What is needed – Restate every record exactly as it is written, while omitting the pictures it holds.

[Document transcript data]
Content starts

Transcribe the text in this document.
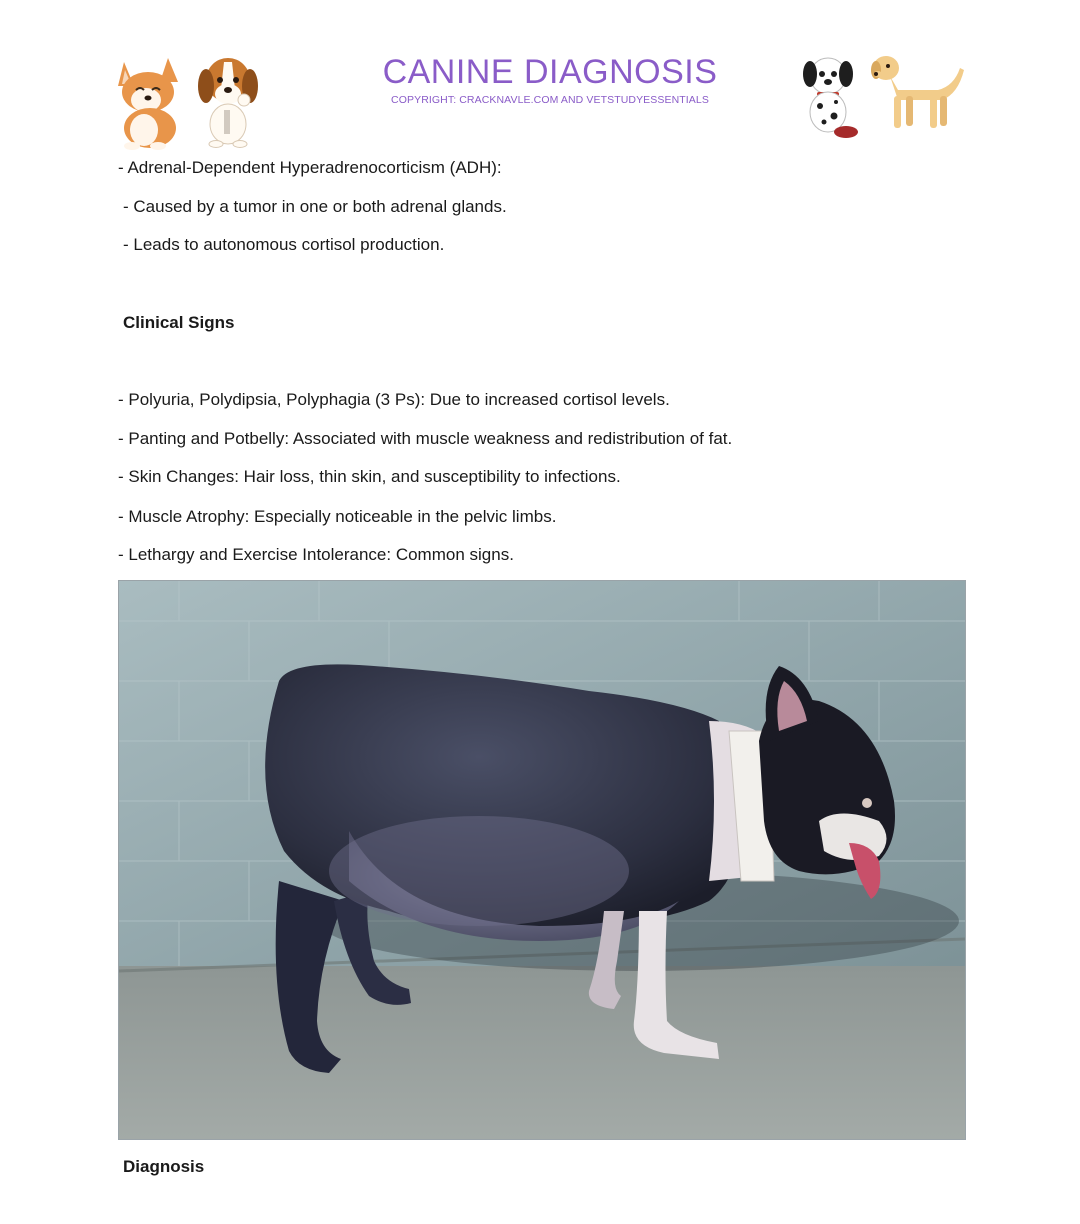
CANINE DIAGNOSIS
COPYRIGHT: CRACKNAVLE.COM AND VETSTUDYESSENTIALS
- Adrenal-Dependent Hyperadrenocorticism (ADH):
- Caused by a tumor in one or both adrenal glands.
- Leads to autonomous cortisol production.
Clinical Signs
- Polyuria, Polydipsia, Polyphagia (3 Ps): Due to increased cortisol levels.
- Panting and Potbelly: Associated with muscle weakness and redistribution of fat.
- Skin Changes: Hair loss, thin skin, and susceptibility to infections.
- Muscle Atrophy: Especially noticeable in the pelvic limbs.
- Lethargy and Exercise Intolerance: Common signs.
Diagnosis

Content ends

Written response –
Transcribe the text in this document.
CANINE DIAGNOSIS
COPYRIGHT: CRACKNAVLE.COM AND VETSTUDYESSENTIALS
- Adrenal-Dependent Hyperadrenocorticism (ADH):
- Caused by a tumor in one or both adrenal glands.
- Leads to autonomous cortisol production.
Clinical Signs
- Polyuria, Polydipsia, Polyphagia (3 Ps): Due to increased cortisol levels.
- Panting and Potbelly: Associated with muscle weakness and redistribution of fat.
- Skin Changes: Hair loss, thin skin, and susceptibility to infections.
- Muscle Atrophy: Especially noticeable in the pelvic limbs.
- Lethargy and Exercise Intolerance: Common signs.
Diagnosis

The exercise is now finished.